STATED GOAL => Scan the data below for the string "Drillin". Copy every line where it appears.

__________

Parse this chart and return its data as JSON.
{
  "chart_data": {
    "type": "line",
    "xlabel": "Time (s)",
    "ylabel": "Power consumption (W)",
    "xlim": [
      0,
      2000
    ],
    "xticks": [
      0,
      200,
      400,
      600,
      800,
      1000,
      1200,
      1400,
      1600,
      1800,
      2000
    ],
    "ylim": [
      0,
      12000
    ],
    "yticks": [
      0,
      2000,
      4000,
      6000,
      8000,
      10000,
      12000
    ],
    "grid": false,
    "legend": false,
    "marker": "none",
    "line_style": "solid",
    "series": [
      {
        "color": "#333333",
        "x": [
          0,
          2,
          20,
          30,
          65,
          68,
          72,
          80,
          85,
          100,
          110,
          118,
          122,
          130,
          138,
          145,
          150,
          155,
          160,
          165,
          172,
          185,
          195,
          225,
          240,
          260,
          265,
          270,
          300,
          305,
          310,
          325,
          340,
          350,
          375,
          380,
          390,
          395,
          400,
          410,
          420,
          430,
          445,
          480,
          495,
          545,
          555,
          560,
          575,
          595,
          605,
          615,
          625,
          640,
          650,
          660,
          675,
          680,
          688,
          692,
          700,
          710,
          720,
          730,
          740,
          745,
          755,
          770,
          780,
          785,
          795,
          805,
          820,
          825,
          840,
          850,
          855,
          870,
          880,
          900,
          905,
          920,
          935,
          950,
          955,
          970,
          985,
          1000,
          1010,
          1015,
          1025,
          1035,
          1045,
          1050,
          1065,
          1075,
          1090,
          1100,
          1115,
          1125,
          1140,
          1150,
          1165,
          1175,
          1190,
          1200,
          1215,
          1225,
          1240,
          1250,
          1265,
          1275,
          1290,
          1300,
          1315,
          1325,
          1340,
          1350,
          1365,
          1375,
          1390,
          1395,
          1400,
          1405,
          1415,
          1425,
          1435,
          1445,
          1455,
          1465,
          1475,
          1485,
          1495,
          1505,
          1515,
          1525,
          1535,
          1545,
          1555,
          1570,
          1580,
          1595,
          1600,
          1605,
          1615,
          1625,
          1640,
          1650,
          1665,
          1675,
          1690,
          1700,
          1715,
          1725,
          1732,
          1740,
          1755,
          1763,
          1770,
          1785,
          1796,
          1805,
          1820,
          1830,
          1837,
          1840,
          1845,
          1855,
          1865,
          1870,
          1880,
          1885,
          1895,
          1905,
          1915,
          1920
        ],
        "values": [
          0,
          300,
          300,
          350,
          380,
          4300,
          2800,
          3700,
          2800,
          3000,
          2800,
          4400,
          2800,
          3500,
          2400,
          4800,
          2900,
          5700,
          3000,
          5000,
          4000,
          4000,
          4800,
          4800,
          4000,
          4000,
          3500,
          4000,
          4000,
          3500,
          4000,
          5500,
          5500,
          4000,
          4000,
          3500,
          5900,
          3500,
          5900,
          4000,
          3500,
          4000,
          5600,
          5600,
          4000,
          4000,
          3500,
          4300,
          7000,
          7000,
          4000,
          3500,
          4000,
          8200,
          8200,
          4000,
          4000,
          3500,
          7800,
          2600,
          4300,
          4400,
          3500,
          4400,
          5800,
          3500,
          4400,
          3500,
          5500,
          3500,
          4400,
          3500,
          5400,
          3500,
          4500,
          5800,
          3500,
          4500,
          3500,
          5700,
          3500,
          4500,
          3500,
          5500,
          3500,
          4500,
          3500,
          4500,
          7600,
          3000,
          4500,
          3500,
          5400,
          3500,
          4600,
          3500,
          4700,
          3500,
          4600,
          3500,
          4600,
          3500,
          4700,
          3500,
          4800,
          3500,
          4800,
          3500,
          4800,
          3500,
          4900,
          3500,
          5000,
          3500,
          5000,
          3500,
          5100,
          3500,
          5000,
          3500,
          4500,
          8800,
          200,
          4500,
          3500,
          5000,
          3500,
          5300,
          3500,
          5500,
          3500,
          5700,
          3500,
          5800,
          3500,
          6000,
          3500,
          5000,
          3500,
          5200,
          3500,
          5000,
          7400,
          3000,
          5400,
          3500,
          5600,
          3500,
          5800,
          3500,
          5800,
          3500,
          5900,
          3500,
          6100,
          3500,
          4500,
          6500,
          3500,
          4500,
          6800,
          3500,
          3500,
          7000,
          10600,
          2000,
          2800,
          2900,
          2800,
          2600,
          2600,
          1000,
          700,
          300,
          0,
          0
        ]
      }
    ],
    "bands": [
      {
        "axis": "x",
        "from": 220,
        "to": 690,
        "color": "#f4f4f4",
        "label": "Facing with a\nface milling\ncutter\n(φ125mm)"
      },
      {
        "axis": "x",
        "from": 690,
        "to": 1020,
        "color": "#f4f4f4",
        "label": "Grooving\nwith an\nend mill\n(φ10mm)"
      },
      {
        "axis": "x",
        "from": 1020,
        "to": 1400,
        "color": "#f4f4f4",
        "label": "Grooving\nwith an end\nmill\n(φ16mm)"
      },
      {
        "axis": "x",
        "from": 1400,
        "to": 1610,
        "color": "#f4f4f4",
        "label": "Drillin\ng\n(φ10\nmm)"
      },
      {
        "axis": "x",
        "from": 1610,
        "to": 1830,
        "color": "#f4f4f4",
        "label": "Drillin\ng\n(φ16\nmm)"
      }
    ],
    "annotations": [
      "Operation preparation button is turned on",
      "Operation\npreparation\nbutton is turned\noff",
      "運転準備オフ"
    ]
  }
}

__________

SOLVED EXERCISE =>
        "label": "Drillin\ng\n(φ10\nmm)"
        "label": "Drillin\ng\n(φ16\nmm)"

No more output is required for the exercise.